━━━━━ EXERCISE DATA
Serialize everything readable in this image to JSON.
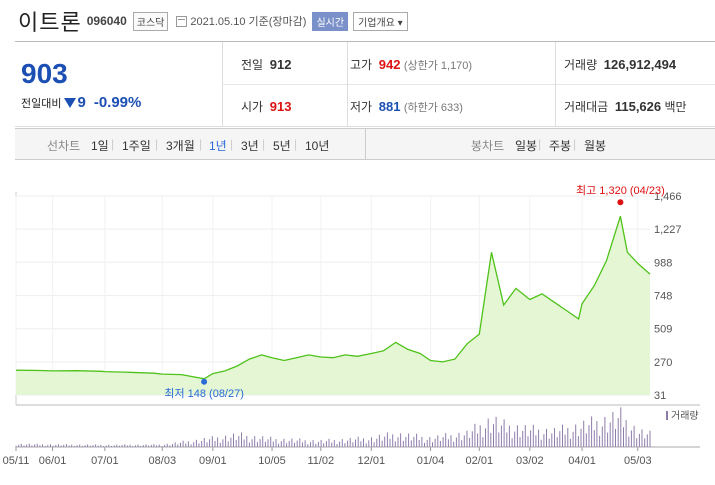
{
  "header": {
    "stock_name": "이트론",
    "stock_code": "096040",
    "market": "코스닥",
    "date": "2021.05.10",
    "date_suffix": "기준(장마감)",
    "realtime_label": "실시간",
    "company_btn_label": "기업개요 ▾"
  },
  "summary": {
    "current_price": "903",
    "change_label": "전일대비",
    "change_value": "9",
    "change_pct": "-0.99%",
    "prev_close": {
      "label": "전일",
      "value": "912"
    },
    "open": {
      "label": "시가",
      "value": "913"
    },
    "high": {
      "label": "고가",
      "value": "942",
      "limit": "(상한가 1,170)"
    },
    "low": {
      "label": "저가",
      "value": "881",
      "limit": "(하한가 633)"
    },
    "volume": {
      "label": "거래량",
      "value": "126,912,494"
    },
    "amount": {
      "label": "거래대금",
      "value": "115,626",
      "unit": "백만"
    }
  },
  "tabs": {
    "line_label": "선차트",
    "line_periods": [
      "1일",
      "1주일",
      "3개월",
      "1년",
      "3년",
      "5년",
      "10년"
    ],
    "active_period": "1년",
    "candle_label": "봉차트",
    "candle_periods": [
      "일봉",
      "주봉",
      "월봉"
    ]
  },
  "chart_data": {
    "type": "area",
    "colors": {
      "line": "#4fc21a",
      "fill": "#e4f6d4",
      "high": "#dd1111",
      "low": "#2b6bd8",
      "volume": "#8e7cab"
    },
    "y_ticks": [
      1466,
      1227,
      988,
      748,
      509,
      270,
      31
    ],
    "ylim": [
      31,
      1466
    ],
    "x_ticks": [
      "05/11",
      "06/01",
      "07/01",
      "08/03",
      "09/01",
      "10/05",
      "11/02",
      "12/01",
      "01/04",
      "02/01",
      "03/02",
      "04/01",
      "05/03"
    ],
    "high_annotation": {
      "label": "최고 1,320 (04/23)",
      "value": 1320
    },
    "low_annotation": {
      "label": "최저 148 (08/27)",
      "value": 148
    },
    "volume_label": "거래량",
    "price_series": [
      [
        "2020-05-11",
        210
      ],
      [
        "2020-05-25",
        208
      ],
      [
        "2020-06-01",
        205
      ],
      [
        "2020-06-15",
        206
      ],
      [
        "2020-06-29",
        202
      ],
      [
        "2020-07-01",
        200
      ],
      [
        "2020-07-15",
        195
      ],
      [
        "2020-07-29",
        188
      ],
      [
        "2020-08-03",
        182
      ],
      [
        "2020-08-14",
        178
      ],
      [
        "2020-08-27",
        148
      ],
      [
        "2020-09-01",
        185
      ],
      [
        "2020-09-08",
        205
      ],
      [
        "2020-09-15",
        240
      ],
      [
        "2020-09-22",
        290
      ],
      [
        "2020-09-29",
        320
      ],
      [
        "2020-10-05",
        300
      ],
      [
        "2020-10-12",
        280
      ],
      [
        "2020-10-19",
        300
      ],
      [
        "2020-10-26",
        320
      ],
      [
        "2020-11-02",
        305
      ],
      [
        "2020-11-09",
        300
      ],
      [
        "2020-11-16",
        320
      ],
      [
        "2020-11-23",
        310
      ],
      [
        "2020-12-01",
        330
      ],
      [
        "2020-12-08",
        350
      ],
      [
        "2020-12-15",
        410
      ],
      [
        "2020-12-22",
        360
      ],
      [
        "2020-12-29",
        330
      ],
      [
        "2021-01-04",
        280
      ],
      [
        "2021-01-11",
        270
      ],
      [
        "2021-01-18",
        290
      ],
      [
        "2021-01-25",
        400
      ],
      [
        "2021-02-01",
        470
      ],
      [
        "2021-02-08",
        1060
      ],
      [
        "2021-02-15",
        680
      ],
      [
        "2021-02-22",
        800
      ],
      [
        "2021-03-02",
        720
      ],
      [
        "2021-03-09",
        760
      ],
      [
        "2021-03-16",
        700
      ],
      [
        "2021-03-23",
        640
      ],
      [
        "2021-03-30",
        580
      ],
      [
        "2021-04-01",
        690
      ],
      [
        "2021-04-08",
        820
      ],
      [
        "2021-04-15",
        1000
      ],
      [
        "2021-04-23",
        1320
      ],
      [
        "2021-04-27",
        1060
      ],
      [
        "2021-05-03",
        980
      ],
      [
        "2021-05-10",
        903
      ]
    ],
    "volume_series": [
      [
        "2020-05-11",
        1.5
      ],
      [
        "2020-06-01",
        1.2
      ],
      [
        "2020-07-01",
        1.0
      ],
      [
        "2020-08-03",
        1.2
      ],
      [
        "2020-08-27",
        3.8
      ],
      [
        "2020-09-15",
        6.0
      ],
      [
        "2020-10-05",
        4.0
      ],
      [
        "2020-11-02",
        3.0
      ],
      [
        "2020-12-01",
        4.5
      ],
      [
        "2020-12-15",
        6.5
      ],
      [
        "2021-01-04",
        4.5
      ],
      [
        "2021-01-25",
        7.0
      ],
      [
        "2021-02-08",
        14.0
      ],
      [
        "2021-02-15",
        11.0
      ],
      [
        "2021-03-02",
        9.0
      ],
      [
        "2021-03-16",
        8.0
      ],
      [
        "2021-04-01",
        11.0
      ],
      [
        "2021-04-15",
        14.0
      ],
      [
        "2021-04-23",
        16.0
      ],
      [
        "2021-05-03",
        8.0
      ],
      [
        "2021-05-10",
        6.5
      ]
    ]
  }
}
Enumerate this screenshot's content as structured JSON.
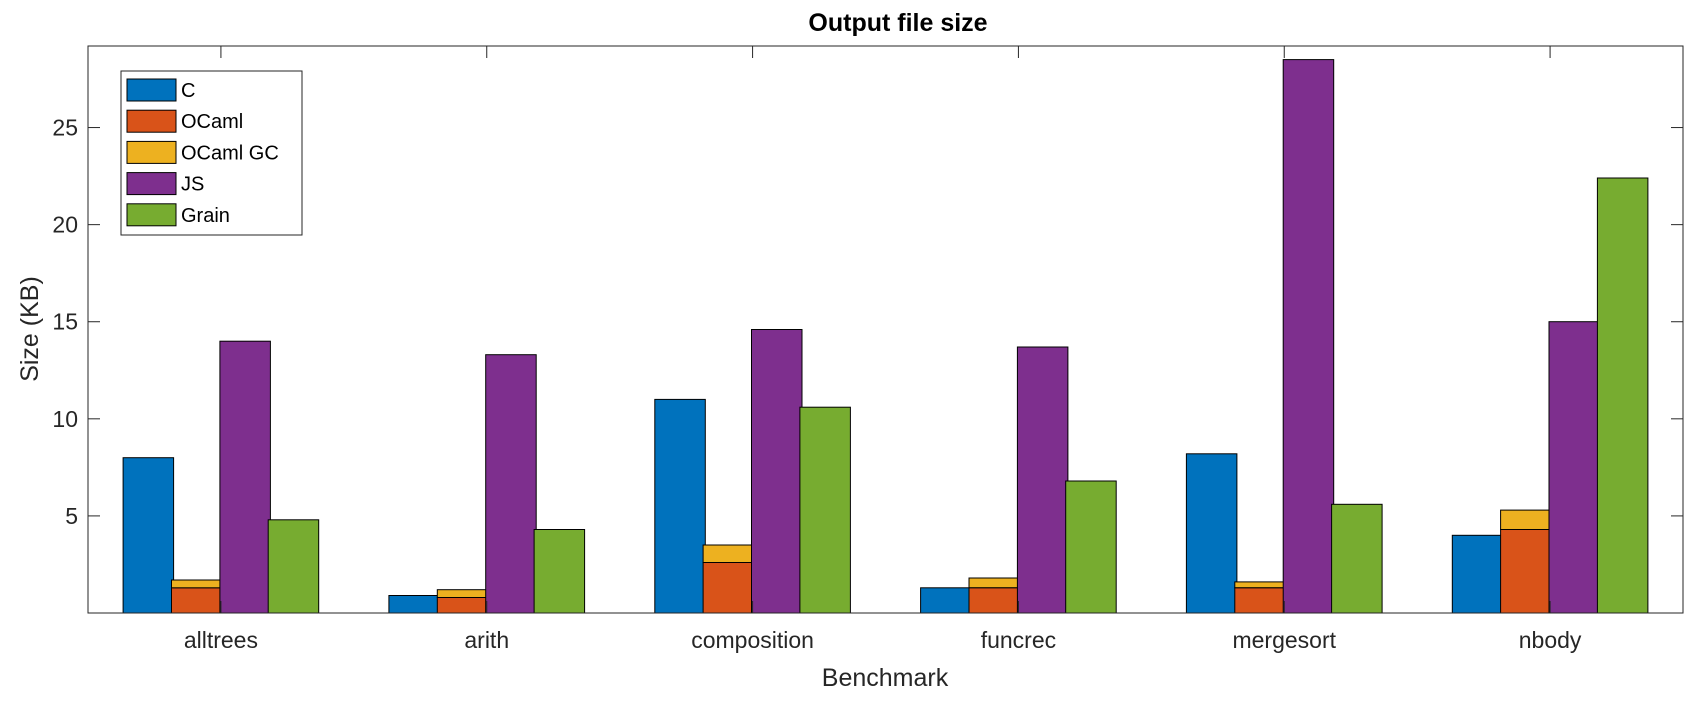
{
  "chart_data": {
    "type": "bar",
    "title": "Output file size",
    "xlabel": "Benchmark",
    "ylabel": "Size (KB)",
    "categories": [
      "alltrees",
      "arith",
      "composition",
      "funcrec",
      "mergesort",
      "nbody"
    ],
    "ylim": [
      0,
      29.2
    ],
    "yticks": [
      5,
      10,
      15,
      20,
      25
    ],
    "grid": false,
    "legend_position": "top-left",
    "series": [
      {
        "name": "C",
        "color": "#0072BD",
        "values": [
          8.0,
          0.9,
          11.0,
          1.3,
          8.2,
          4.0
        ]
      },
      {
        "name": "OCaml",
        "color": "#D95319",
        "stack_group": "ocaml",
        "values": [
          1.3,
          0.8,
          2.6,
          1.3,
          1.3,
          4.3
        ]
      },
      {
        "name": "OCaml GC",
        "color": "#EDB120",
        "stack_group": "ocaml",
        "values": [
          0.4,
          0.4,
          0.9,
          0.5,
          0.3,
          1.0
        ]
      },
      {
        "name": "JS",
        "color": "#7E2F8E",
        "values": [
          14.0,
          13.3,
          14.6,
          13.7,
          28.5,
          15.0
        ]
      },
      {
        "name": "Grain",
        "color": "#77AC30",
        "values": [
          4.8,
          4.3,
          10.6,
          6.8,
          5.6,
          22.4
        ]
      }
    ]
  }
}
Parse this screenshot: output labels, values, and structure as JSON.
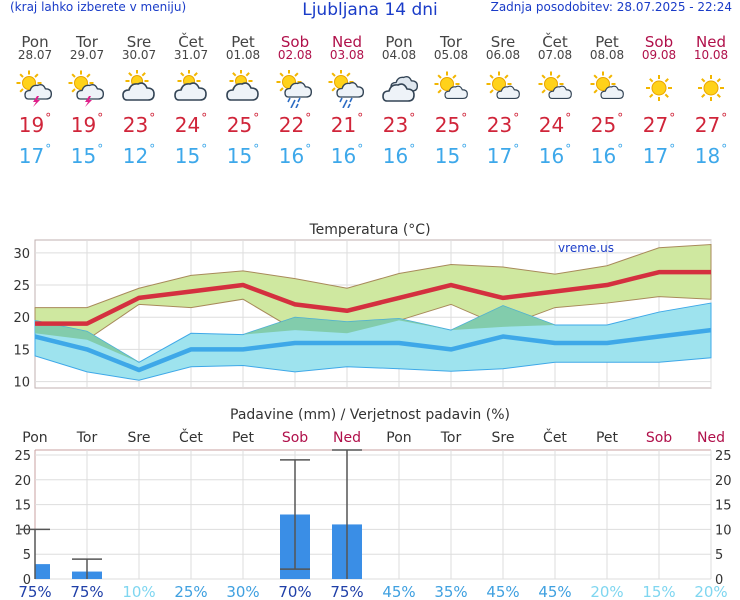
{
  "header": {
    "menu_hint": "(kraj lahko izberete v meniju)",
    "title": "Ljubljana 14 dni",
    "updated": "Zadnja posodobitev: 28.07.2025 - 22:24"
  },
  "days": [
    {
      "name": "Pon",
      "date": "28.07",
      "weekend": false,
      "icon": "sun-cloud-thunder-icon",
      "tmax": "19",
      "tmin": "17"
    },
    {
      "name": "Tor",
      "date": "29.07",
      "weekend": false,
      "icon": "sun-cloud-thunder-icon",
      "tmax": "19",
      "tmin": "15"
    },
    {
      "name": "Sre",
      "date": "30.07",
      "weekend": false,
      "icon": "partly-cloudy-icon",
      "tmax": "23",
      "tmin": "12"
    },
    {
      "name": "Čet",
      "date": "31.07",
      "weekend": false,
      "icon": "partly-cloudy-icon",
      "tmax": "24",
      "tmin": "15"
    },
    {
      "name": "Pet",
      "date": "01.08",
      "weekend": false,
      "icon": "partly-cloudy-icon",
      "tmax": "25",
      "tmin": "15"
    },
    {
      "name": "Sob",
      "date": "02.08",
      "weekend": true,
      "icon": "sun-cloud-rain-icon",
      "tmax": "22",
      "tmin": "16"
    },
    {
      "name": "Ned",
      "date": "03.08",
      "weekend": true,
      "icon": "sun-cloud-rain-icon",
      "tmax": "21",
      "tmin": "16"
    },
    {
      "name": "Pon",
      "date": "04.08",
      "weekend": false,
      "icon": "cloudy-icon",
      "tmax": "23",
      "tmin": "16"
    },
    {
      "name": "Tor",
      "date": "05.08",
      "weekend": false,
      "icon": "mostly-sunny-icon",
      "tmax": "25",
      "tmin": "15"
    },
    {
      "name": "Sre",
      "date": "06.08",
      "weekend": false,
      "icon": "mostly-sunny-icon",
      "tmax": "23",
      "tmin": "17"
    },
    {
      "name": "Čet",
      "date": "07.08",
      "weekend": false,
      "icon": "mostly-sunny-icon",
      "tmax": "24",
      "tmin": "16"
    },
    {
      "name": "Pet",
      "date": "08.08",
      "weekend": false,
      "icon": "mostly-sunny-icon",
      "tmax": "25",
      "tmin": "16"
    },
    {
      "name": "Sob",
      "date": "09.08",
      "weekend": true,
      "icon": "sun-icon",
      "tmax": "27",
      "tmin": "17"
    },
    {
      "name": "Ned",
      "date": "10.08",
      "weekend": true,
      "icon": "sun-icon",
      "tmax": "27",
      "tmin": "18"
    }
  ],
  "chart_data": [
    {
      "type": "line",
      "title": "Temperatura (°C)",
      "watermark": "vreme.us",
      "categories": [
        "Pon",
        "Tor",
        "Sre",
        "Čet",
        "Pet",
        "Sob",
        "Ned",
        "Pon",
        "Tor",
        "Sre",
        "Čet",
        "Pet",
        "Sob",
        "Ned"
      ],
      "ylim": [
        9,
        32
      ],
      "yticks": [
        10,
        15,
        20,
        25,
        30
      ],
      "series": [
        {
          "name": "max",
          "values": [
            19,
            19,
            23,
            24,
            25,
            22,
            21,
            23,
            25,
            23,
            24,
            25,
            27,
            27
          ]
        },
        {
          "name": "max_upper",
          "values": [
            21.5,
            21.5,
            24.5,
            26.5,
            27.2,
            26,
            24.5,
            26.8,
            28.2,
            27.8,
            26.7,
            28,
            30.8,
            31.3
          ]
        },
        {
          "name": "max_lower",
          "values": [
            17.5,
            16.5,
            22,
            21.5,
            22.8,
            18,
            17.5,
            19.5,
            22,
            18.5,
            21.5,
            22.2,
            23.2,
            22.8
          ]
        },
        {
          "name": "min",
          "values": [
            17,
            15,
            11.8,
            15,
            15,
            16,
            16,
            16,
            15,
            17,
            16,
            16,
            17,
            18
          ]
        },
        {
          "name": "min_upper",
          "values": [
            19.5,
            17.8,
            13,
            17.5,
            17.3,
            20,
            19.3,
            19.8,
            18,
            21.8,
            18.8,
            18.8,
            20.8,
            22.2
          ]
        },
        {
          "name": "min_lower",
          "values": [
            14,
            11.5,
            10.2,
            12.3,
            12.5,
            11.5,
            12.3,
            12,
            11.6,
            12,
            13,
            13,
            13,
            13.7
          ]
        }
      ]
    },
    {
      "type": "bar",
      "title": "Padavine (mm) / Verjetnost padavin (%)",
      "categories": [
        "Pon",
        "Tor",
        "Sre",
        "Čet",
        "Pet",
        "Sob",
        "Ned",
        "Pon",
        "Tor",
        "Sre",
        "Čet",
        "Pet",
        "Sob",
        "Ned"
      ],
      "ylim": [
        0,
        26
      ],
      "yticks": [
        0,
        5,
        10,
        15,
        20,
        25
      ],
      "series": [
        {
          "name": "precipitation_mm",
          "values": [
            3,
            1.5,
            0,
            0,
            0,
            13,
            11,
            0,
            0,
            0,
            0,
            0,
            0,
            0
          ]
        },
        {
          "name": "precip_low",
          "values": [
            0,
            0,
            0,
            0,
            0,
            2,
            0,
            0,
            0,
            0,
            0,
            0,
            0,
            0
          ]
        },
        {
          "name": "precip_high",
          "values": [
            10,
            4,
            0,
            0,
            0,
            24,
            26,
            0,
            0,
            0,
            0,
            0,
            0,
            0
          ]
        }
      ],
      "probability": [
        "75%",
        "75%",
        "10%",
        "25%",
        "30%",
        "70%",
        "75%",
        "45%",
        "35%",
        "45%",
        "45%",
        "20%",
        "15%",
        "20%"
      ],
      "probability_colors": [
        "#1f3fa8",
        "#1f3fa8",
        "#7fd6f0",
        "#3fa0e0",
        "#3fa0e0",
        "#1f3fa8",
        "#1f3fa8",
        "#3fa0e0",
        "#3fa0e0",
        "#3fa0e0",
        "#3fa0e0",
        "#7fd6f0",
        "#7fd6f0",
        "#7fd6f0"
      ]
    }
  ],
  "colors": {
    "max_line": "#d4303f",
    "max_band": "#cfe8a0",
    "min_line": "#3ea8e8",
    "min_band": "#9ee3ee",
    "overlap": "#7cc8a0",
    "bar": "#3a8ee6",
    "weekend": "#b0104a",
    "header_text": "#1a3cc8"
  }
}
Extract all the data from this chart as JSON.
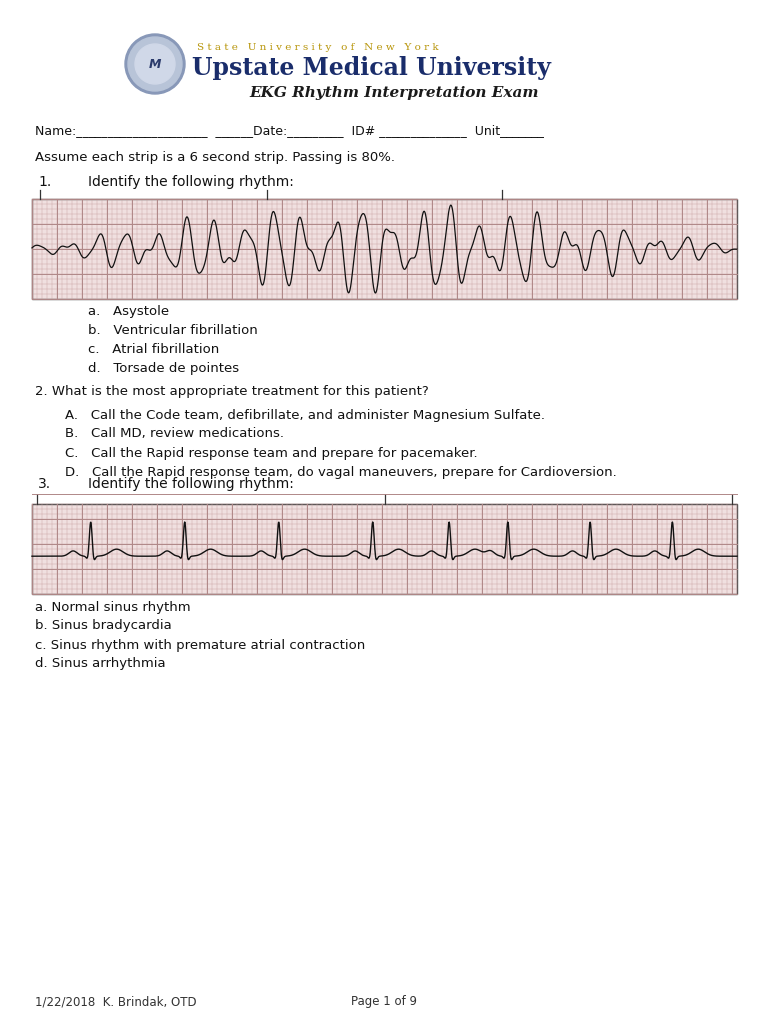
{
  "bg_color": "#ffffff",
  "page_width": 7.68,
  "page_height": 10.24,
  "header": {
    "suny_text": "S t a t e   U n i v e r s i t y   o f   N e w   Y o r k",
    "university_text": "Upstate Medical University",
    "subtitle_text": "EKG Rhythm Interpretation Exam",
    "suny_color": "#b8960c",
    "university_color": "#1a2d6b",
    "subtitle_color": "#1a1a1a"
  },
  "instruction": "Assume each strip is a 6 second strip. Passing is 80%.",
  "q1_label": "1.",
  "q1_text": "Identify the following rhythm:",
  "q1_choices": [
    "a.   Asystole",
    "b.   Ventricular fibrillation",
    "c.   Atrial fibrillation",
    "d.   Torsade de pointes"
  ],
  "q2_text": "2. What is the most appropriate treatment for this patient?",
  "q2_choices": [
    "A.   Call the Code team, defibrillate, and administer Magnesium Sulfate.",
    "B.   Call MD, review medications.",
    "C.   Call the Rapid response team and prepare for pacemaker.",
    "D.   Call the Rapid response team, do vagal maneuvers, prepare for Cardioversion."
  ],
  "q3_label": "3.",
  "q3_text": "Identify the following rhythm:",
  "q3_choices": [
    "a. Normal sinus rhythm",
    "b. Sinus bradycardia",
    "c. Sinus rhythm with premature atrial contraction",
    "d. Sinus arrhythmia"
  ],
  "footer_left": "1/22/2018  K. Brindak, OTD",
  "footer_center": "Page 1 of 9",
  "ekg1_color": "#111111",
  "ekg2_color": "#111111",
  "grid_minor_color": "#c8a0a0",
  "grid_major_color": "#b08888",
  "grid_bg": "#f0e0e0"
}
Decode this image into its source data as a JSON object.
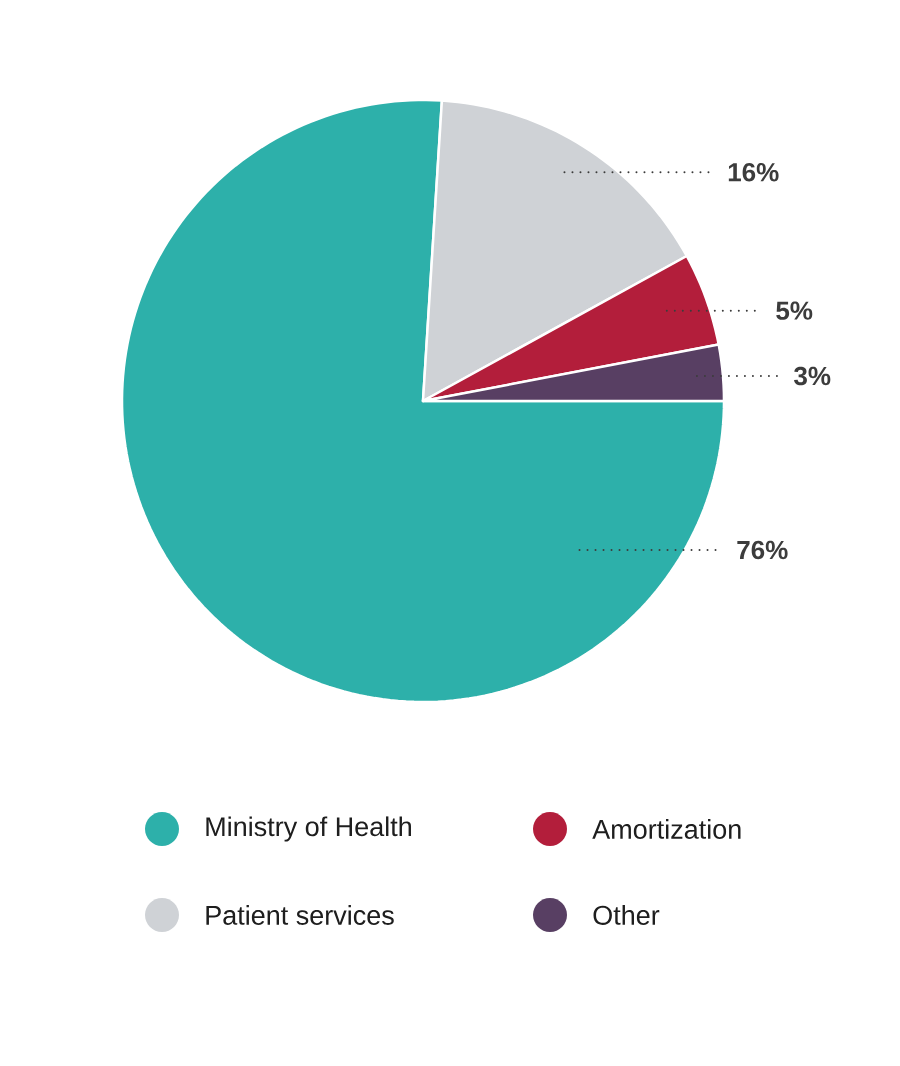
━━━━━━━━━━
**WORK TO COMPLETE**
Copy all lines from the entries that contain the word "Identify".

**ANSWER TO THIS PROBLEM**
  "q1_text": "Identify the following rhythm:",
  "q3_text": "Identify the following rhythm:",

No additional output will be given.